--- Exercise description ---
Search the records for the word "CHAPITRE" and report each line that has it.

--- Input material ---
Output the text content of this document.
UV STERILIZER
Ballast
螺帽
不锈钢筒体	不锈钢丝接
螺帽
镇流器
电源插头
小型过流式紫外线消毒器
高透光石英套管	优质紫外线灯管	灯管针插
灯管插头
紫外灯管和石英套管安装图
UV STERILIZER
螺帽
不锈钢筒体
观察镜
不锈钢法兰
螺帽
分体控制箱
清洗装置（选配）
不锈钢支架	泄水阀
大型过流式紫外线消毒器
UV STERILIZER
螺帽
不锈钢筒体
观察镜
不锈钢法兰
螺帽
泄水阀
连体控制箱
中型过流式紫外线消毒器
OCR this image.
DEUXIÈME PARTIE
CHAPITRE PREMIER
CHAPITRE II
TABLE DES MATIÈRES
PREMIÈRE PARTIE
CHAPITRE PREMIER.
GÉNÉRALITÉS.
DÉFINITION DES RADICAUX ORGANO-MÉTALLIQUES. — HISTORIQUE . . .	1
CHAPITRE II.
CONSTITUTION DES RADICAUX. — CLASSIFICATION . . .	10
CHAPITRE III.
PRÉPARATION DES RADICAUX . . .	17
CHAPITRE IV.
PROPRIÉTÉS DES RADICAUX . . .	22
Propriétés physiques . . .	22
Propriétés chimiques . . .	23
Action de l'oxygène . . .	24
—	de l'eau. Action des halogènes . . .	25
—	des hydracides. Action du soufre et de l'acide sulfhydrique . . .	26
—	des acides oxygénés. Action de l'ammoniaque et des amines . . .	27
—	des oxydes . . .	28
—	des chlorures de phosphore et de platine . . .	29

--- Task response ---
CHAPITRE PREMIER
CHAPITRE II
CHAPITRE PREMIER.
CHAPITRE II.
CHAPITRE III.
CHAPITRE IV.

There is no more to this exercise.